To be done: Images are excluded; otherwise, output every record exactly.

[Saved entries]
* * *

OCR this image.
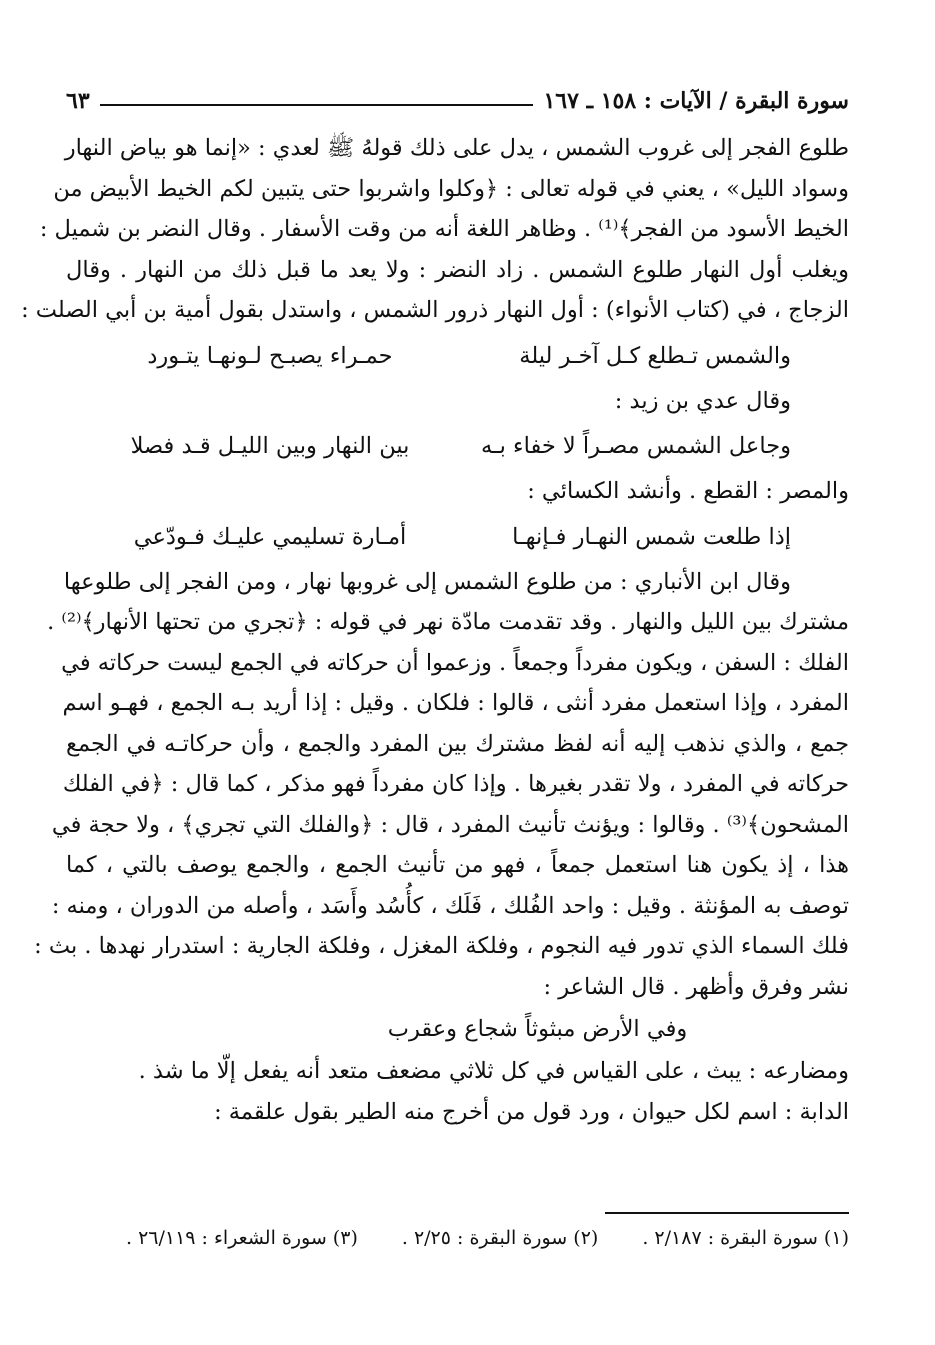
سورة البقرة / الآيات : ١٥٨ ـ ١٦٧
٦٣
طلوع الفجر إلى غروب الشمس ، يدل على ذلك قولهُ ﷺ لعدي : «إنما هو بياض النهار
وسواد الليل» ، يعني في قوله تعالى : ﴿وكلوا واشربوا حتى يتبين لكم الخيط الأبيض من
الخيط الأسود من الفجر﴾⁽¹⁾ . وظاهر اللغة أنه من وقت الأسفار . وقال النضر بن شميل :
ويغلب أول النهار طلوع الشمس . زاد النضر : ولا يعد ما قبل ذلك من النهار . وقال
الزجاج ، في (كتاب الأنواء) : أول النهار ذرور الشمس ، واستدل بقول أمية بن أبي الصلت :
والشمس تـطلع كـل آخـر ليلة
حمـراء يصبـح لـونهـا يتـورد
وقال عدي بن زيد :
وجاعل الشمس مصـراً لا خفاء بـه
بين النهار وبين الليـل قـد فصلا
والمصر : القطع . وأنشد الكسائي :
إذا طلعت شمس النهـار فـإنهـا
أمـارة تسليمي عليـك فـودّعي
وقال ابن الأنباري : من طلوع الشمس إلى غروبها نهار ، ومن الفجر إلى طلوعها
مشترك بين الليل والنهار . وقد تقدمت مادّة نهر في قوله : ﴿تجري من تحتها الأنهار﴾⁽²⁾ .
الفلك : السفن ، ويكون مفرداً وجمعاً . وزعموا أن حركاته في الجمع ليست حركاته في
المفرد ، وإذا استعمل مفرد أنثى ، قالوا : فلكان . وقيل : إذا أريد بـه الجمع ، فهـو اسم
جمع ، والذي نذهب إليه أنه لفظ مشترك بين المفرد والجمع ، وأن حركاتـه في الجمع
حركاته في المفرد ، ولا تقدر بغيرها . وإذا كان مفرداً فهو مذكر ، كما قال : ﴿في الفلك
المشحون﴾⁽³⁾ . وقالوا : ويؤنث تأنيث المفرد ، قال : ﴿والفلك التي تجري﴾ ، ولا حجة في
هذا ، إذ يكون هنا استعمل جمعاً ، فهو من تأنيث الجمع ، والجمع يوصف بالتي ، كما
توصف به المؤنثة . وقيل : واحد الفُلك ، فَلَك ، كأُسُد وأَسَد ، وأصله من الدوران ، ومنه :
فلك السماء الذي تدور فيه النجوم ، وفلكة المغزل ، وفلكة الجارية : استدرار نهدها . بث :
نشر وفرق وأظهر . قال الشاعر :
وفي الأرض مبثوثاً شجاع وعقرب
ومضارعه : يبث ، على القياس في كل ثلاثي مضعف متعد أنه يفعل إلّا ما شذ .
الدابة : اسم لكل حيوان ، ورد قول من أخرج منه الطير بقول علقمة :
(١) سورة البقرة : ٢/١٨٧ .
(٢) سورة البقرة : ٢/٢٥ .
(٣) سورة الشعراء : ٢٦/١١٩ .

* * *

Exercise result:
OCR this image.
سورة البقرة / الآيات : ١٥٨ ـ ١٦٧
٦٣
طلوع الفجر إلى غروب الشمس ، يدل على ذلك قولهُ ﷺ لعدي : «إنما هو بياض النهار
وسواد الليل» ، يعني في قوله تعالى : ﴿وكلوا واشربوا حتى يتبين لكم الخيط الأبيض من
الخيط الأسود من الفجر﴾⁽¹⁾ . وظاهر اللغة أنه من وقت الأسفار . وقال النضر بن شميل :
ويغلب أول النهار طلوع الشمس . زاد النضر : ولا يعد ما قبل ذلك من النهار . وقال
الزجاج ، في (كتاب الأنواء) : أول النهار ذرور الشمس ، واستدل بقول أمية بن أبي الصلت :
والشمس تـطلع كـل آخـر ليلة
حمـراء يصبـح لـونهـا يتـورد
وقال عدي بن زيد :
وجاعل الشمس مصـراً لا خفاء بـه
بين النهار وبين الليـل قـد فصلا
والمصر : القطع . وأنشد الكسائي :
إذا طلعت شمس النهـار فـإنهـا
أمـارة تسليمي عليـك فـودّعي
وقال ابن الأنباري : من طلوع الشمس إلى غروبها نهار ، ومن الفجر إلى طلوعها
مشترك بين الليل والنهار . وقد تقدمت مادّة نهر في قوله : ﴿تجري من تحتها الأنهار﴾⁽²⁾ .
الفلك : السفن ، ويكون مفرداً وجمعاً . وزعموا أن حركاته في الجمع ليست حركاته في
المفرد ، وإذا استعمل مفرد أنثى ، قالوا : فلكان . وقيل : إذا أريد بـه الجمع ، فهـو اسم
جمع ، والذي نذهب إليه أنه لفظ مشترك بين المفرد والجمع ، وأن حركاتـه في الجمع
حركاته في المفرد ، ولا تقدر بغيرها . وإذا كان مفرداً فهو مذكر ، كما قال : ﴿في الفلك
المشحون﴾⁽³⁾ . وقالوا : ويؤنث تأنيث المفرد ، قال : ﴿والفلك التي تجري﴾ ، ولا حجة في
هذا ، إذ يكون هنا استعمل جمعاً ، فهو من تأنيث الجمع ، والجمع يوصف بالتي ، كما
توصف به المؤنثة . وقيل : واحد الفُلك ، فَلَك ، كأُسُد وأَسَد ، وأصله من الدوران ، ومنه :
فلك السماء الذي تدور فيه النجوم ، وفلكة المغزل ، وفلكة الجارية : استدرار نهدها . بث :
نشر وفرق وأظهر . قال الشاعر :
وفي الأرض مبثوثاً شجاع وعقرب
ومضارعه : يبث ، على القياس في كل ثلاثي مضعف متعد أنه يفعل إلّا ما شذ .
الدابة : اسم لكل حيوان ، ورد قول من أخرج منه الطير بقول علقمة :
(١) سورة البقرة : ٢/١٨٧ .
(٢) سورة البقرة : ٢/٢٥ .
(٣) سورة الشعراء : ٢٦/١١٩ .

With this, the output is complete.